[TASK INSTRUCTIONS]:
Below are entries; copy exactly, and only, the lines from the one containing "OCR this image." through their final line, leaving out pictures.

[MATERIALS PROVIDED]:
________________

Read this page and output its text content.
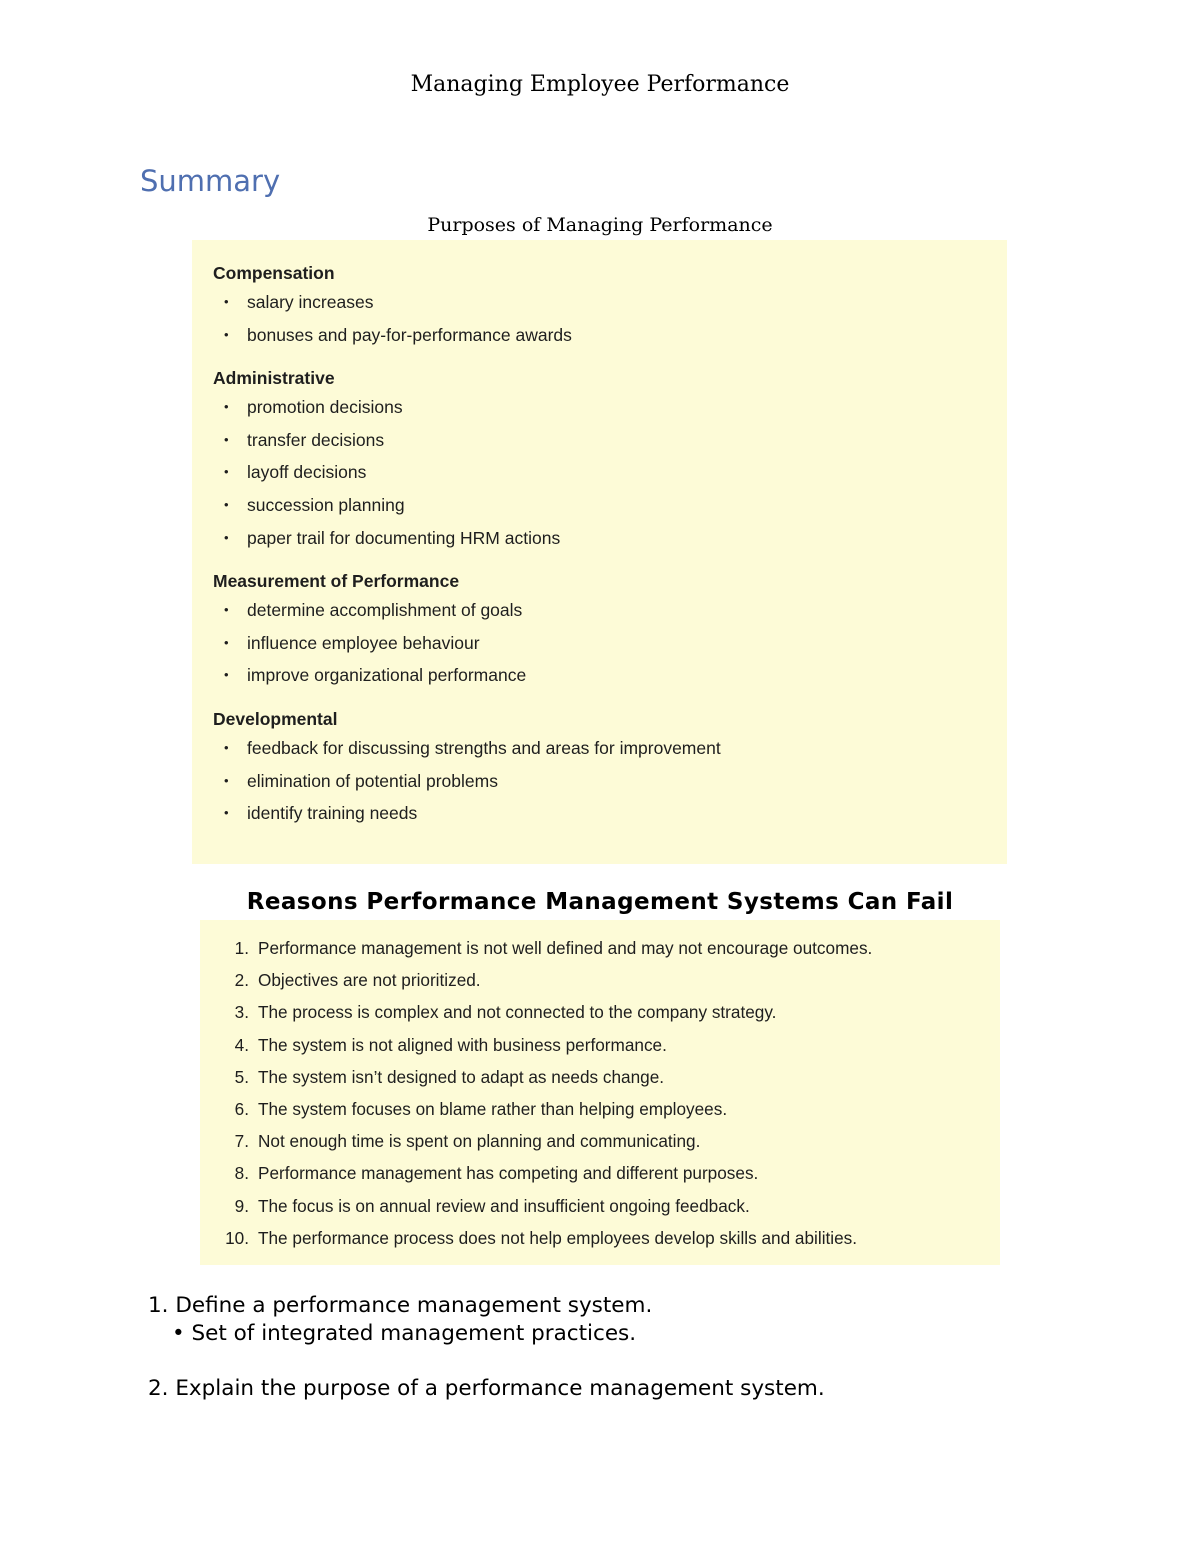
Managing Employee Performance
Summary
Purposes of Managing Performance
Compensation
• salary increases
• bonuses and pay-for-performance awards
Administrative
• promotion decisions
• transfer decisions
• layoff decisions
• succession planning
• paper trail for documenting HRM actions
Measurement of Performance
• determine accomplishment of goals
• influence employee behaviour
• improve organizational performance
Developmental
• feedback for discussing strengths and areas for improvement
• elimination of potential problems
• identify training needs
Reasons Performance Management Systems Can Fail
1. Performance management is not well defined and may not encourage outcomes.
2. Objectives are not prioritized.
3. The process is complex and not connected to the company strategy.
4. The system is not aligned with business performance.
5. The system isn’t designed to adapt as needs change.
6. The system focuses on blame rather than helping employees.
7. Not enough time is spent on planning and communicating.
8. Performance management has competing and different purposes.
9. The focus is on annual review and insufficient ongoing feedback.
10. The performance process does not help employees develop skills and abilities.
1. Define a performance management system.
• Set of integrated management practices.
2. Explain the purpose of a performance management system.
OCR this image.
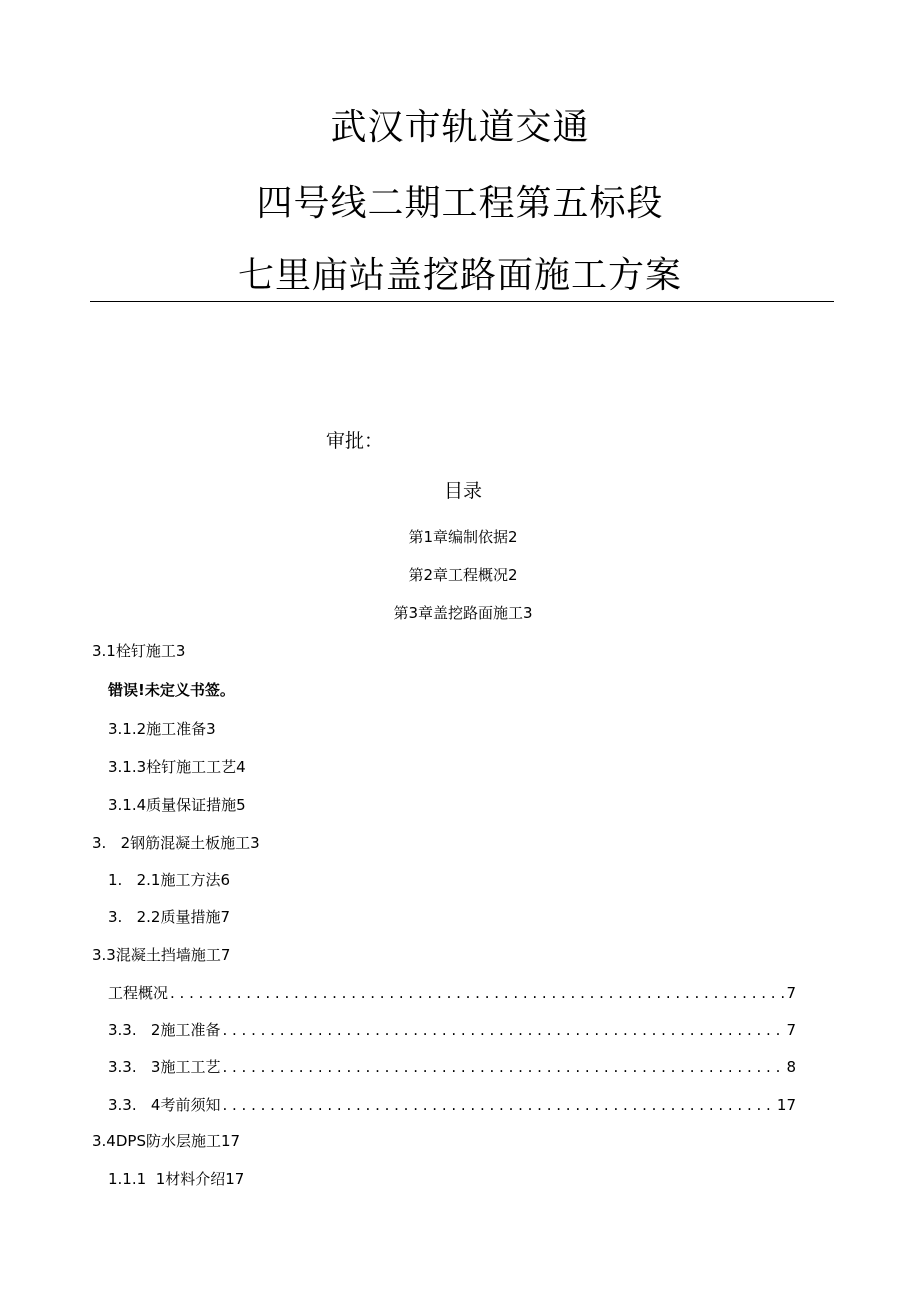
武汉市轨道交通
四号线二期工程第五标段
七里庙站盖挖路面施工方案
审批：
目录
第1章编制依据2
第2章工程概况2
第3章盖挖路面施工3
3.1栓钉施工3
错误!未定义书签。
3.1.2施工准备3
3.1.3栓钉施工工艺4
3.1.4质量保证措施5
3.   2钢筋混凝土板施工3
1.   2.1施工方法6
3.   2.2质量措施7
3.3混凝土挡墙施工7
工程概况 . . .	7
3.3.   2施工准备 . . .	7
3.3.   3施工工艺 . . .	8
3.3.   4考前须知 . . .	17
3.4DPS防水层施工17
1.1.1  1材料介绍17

________________

[THE RESULT]:
OCR this image.
武汉市轨道交通
四号线二期工程第五标段
七里庙站盖挖路面施工方案
审批：
目录
第1章编制依据2
第2章工程概况2
第3章盖挖路面施工3
3.1栓钉施工3
错误!未定义书签。
3.1.2施工准备3
3.1.3栓钉施工工艺4
3.1.4质量保证措施5
3.   2钢筋混凝土板施工3
1.   2.1施工方法6
3.   2.2质量措施7
3.3混凝土挡墙施工7
工程概况 . . .	7
3.3.   2施工准备 . . .	7
3.3.   3施工工艺 . . .	8
3.3.   4考前须知 . . .	17
3.4DPS防水层施工17
1.1.1  1材料介绍17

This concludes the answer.